-- DIRECTION --
Return every line of the data below that includes the string "technik".

******

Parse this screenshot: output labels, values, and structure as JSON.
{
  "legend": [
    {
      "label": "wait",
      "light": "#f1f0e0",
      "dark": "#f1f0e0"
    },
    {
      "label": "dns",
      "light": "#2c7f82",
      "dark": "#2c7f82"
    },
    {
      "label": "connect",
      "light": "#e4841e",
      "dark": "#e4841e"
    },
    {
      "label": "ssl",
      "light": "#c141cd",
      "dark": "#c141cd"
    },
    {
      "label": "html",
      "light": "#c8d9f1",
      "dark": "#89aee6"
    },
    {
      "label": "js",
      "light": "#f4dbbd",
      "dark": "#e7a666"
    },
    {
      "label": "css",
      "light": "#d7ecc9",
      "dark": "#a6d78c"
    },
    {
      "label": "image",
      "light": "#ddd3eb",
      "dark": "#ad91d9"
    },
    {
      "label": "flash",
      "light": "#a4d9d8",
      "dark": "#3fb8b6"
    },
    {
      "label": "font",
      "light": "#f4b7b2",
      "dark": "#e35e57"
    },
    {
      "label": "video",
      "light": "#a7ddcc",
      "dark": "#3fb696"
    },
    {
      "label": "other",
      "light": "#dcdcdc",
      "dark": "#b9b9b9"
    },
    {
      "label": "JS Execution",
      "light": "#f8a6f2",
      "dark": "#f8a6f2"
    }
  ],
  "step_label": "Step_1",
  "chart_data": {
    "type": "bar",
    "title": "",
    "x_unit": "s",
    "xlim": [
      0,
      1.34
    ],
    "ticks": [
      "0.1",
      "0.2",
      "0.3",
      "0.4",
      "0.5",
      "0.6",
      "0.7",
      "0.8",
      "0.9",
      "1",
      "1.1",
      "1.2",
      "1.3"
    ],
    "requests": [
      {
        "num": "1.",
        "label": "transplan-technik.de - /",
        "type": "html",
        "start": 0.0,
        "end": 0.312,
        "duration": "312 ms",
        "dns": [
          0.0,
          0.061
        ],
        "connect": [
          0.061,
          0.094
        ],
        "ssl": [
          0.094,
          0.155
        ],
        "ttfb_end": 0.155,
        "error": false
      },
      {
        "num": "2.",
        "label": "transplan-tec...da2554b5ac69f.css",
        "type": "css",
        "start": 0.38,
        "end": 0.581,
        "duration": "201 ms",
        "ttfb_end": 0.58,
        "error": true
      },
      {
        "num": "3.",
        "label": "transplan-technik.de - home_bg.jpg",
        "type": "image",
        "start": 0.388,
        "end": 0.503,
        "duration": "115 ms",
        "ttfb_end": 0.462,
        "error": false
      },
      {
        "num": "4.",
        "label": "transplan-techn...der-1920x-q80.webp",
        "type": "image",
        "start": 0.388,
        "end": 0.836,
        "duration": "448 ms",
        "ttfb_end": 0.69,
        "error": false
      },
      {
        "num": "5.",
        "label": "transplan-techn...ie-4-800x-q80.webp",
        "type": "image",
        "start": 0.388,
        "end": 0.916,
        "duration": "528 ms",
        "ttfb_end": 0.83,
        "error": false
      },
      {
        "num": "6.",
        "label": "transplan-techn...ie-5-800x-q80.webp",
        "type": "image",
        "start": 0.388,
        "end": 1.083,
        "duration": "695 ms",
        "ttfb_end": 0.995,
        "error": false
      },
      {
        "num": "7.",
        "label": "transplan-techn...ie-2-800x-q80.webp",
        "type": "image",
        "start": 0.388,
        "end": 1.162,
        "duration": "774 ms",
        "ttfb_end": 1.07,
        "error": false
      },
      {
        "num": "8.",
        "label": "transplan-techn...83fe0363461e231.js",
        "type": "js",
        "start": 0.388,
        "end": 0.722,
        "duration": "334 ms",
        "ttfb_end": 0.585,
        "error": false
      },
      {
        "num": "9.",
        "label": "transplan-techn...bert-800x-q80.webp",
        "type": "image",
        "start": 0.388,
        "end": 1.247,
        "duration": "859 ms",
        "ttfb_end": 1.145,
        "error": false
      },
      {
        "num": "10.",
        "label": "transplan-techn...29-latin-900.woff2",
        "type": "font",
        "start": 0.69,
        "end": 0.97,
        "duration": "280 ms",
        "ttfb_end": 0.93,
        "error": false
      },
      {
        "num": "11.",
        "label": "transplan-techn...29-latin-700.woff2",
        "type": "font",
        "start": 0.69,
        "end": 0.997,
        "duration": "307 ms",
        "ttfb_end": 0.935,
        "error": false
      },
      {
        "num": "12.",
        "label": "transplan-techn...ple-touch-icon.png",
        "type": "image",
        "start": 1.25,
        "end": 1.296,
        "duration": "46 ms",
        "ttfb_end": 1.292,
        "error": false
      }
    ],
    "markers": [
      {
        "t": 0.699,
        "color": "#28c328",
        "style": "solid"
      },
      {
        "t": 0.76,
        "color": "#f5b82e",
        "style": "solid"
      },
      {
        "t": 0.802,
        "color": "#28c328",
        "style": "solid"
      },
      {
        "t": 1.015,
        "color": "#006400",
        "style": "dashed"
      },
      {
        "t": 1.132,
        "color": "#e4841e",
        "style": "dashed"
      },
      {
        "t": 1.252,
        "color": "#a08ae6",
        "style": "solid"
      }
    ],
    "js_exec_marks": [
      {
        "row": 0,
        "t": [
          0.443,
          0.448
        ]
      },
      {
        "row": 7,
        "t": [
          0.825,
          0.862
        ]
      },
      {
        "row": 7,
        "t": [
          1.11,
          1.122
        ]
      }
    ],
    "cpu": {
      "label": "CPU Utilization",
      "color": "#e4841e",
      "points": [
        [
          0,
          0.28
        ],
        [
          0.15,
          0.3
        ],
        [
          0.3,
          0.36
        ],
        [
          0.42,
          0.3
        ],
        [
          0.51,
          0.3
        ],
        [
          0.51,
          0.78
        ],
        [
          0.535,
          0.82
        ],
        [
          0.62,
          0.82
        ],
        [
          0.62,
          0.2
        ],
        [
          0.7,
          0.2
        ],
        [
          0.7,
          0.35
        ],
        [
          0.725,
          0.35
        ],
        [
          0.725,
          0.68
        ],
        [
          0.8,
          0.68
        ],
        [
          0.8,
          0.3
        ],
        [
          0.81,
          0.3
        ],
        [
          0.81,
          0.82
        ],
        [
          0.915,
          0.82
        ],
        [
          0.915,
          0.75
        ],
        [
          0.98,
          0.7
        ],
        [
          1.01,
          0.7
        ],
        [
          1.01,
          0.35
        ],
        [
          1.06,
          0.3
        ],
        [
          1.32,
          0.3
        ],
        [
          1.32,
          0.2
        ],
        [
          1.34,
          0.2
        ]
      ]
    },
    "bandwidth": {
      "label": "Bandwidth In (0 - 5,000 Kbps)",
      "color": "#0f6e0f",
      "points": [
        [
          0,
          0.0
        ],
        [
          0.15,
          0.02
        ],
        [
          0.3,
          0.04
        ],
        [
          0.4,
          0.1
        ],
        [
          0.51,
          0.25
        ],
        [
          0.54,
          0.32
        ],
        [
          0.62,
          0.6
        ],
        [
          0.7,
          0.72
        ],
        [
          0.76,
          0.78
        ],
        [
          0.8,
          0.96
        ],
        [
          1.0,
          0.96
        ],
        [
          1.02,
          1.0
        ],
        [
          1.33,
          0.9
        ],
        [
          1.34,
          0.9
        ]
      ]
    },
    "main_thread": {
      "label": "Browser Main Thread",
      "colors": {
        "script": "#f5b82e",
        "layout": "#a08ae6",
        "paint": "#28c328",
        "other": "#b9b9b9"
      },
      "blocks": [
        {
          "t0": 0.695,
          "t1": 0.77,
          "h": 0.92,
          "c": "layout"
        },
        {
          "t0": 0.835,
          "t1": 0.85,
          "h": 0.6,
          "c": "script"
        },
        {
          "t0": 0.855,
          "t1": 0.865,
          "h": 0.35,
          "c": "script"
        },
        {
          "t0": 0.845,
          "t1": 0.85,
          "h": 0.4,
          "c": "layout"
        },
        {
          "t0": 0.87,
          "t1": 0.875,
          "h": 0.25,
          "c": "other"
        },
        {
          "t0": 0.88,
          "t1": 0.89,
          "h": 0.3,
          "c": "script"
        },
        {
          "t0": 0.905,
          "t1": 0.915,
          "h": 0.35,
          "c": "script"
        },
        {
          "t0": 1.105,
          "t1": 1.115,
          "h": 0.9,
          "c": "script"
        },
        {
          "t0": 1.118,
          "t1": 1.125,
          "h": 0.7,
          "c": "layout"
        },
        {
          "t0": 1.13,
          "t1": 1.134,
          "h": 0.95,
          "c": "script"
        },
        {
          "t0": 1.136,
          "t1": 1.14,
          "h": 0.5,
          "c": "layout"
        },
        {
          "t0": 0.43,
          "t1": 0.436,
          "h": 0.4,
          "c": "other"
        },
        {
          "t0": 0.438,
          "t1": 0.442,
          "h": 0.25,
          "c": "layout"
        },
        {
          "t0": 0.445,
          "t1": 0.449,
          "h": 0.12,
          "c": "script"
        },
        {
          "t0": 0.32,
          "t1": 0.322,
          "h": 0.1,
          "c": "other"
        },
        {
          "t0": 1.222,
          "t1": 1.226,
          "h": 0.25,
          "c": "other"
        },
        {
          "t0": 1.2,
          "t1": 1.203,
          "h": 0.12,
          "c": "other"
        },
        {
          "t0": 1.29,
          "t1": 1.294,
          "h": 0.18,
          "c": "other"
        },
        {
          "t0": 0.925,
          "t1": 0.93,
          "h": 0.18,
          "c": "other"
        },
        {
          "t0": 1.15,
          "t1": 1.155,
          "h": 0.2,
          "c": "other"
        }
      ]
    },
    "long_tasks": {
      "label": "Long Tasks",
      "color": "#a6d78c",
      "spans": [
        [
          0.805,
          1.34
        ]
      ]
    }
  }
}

******

-- WRITTEN ANSWER --
        "label": "transplan-technik.de - /",
        "label": "transplan-technik.de - home_bg.jpg",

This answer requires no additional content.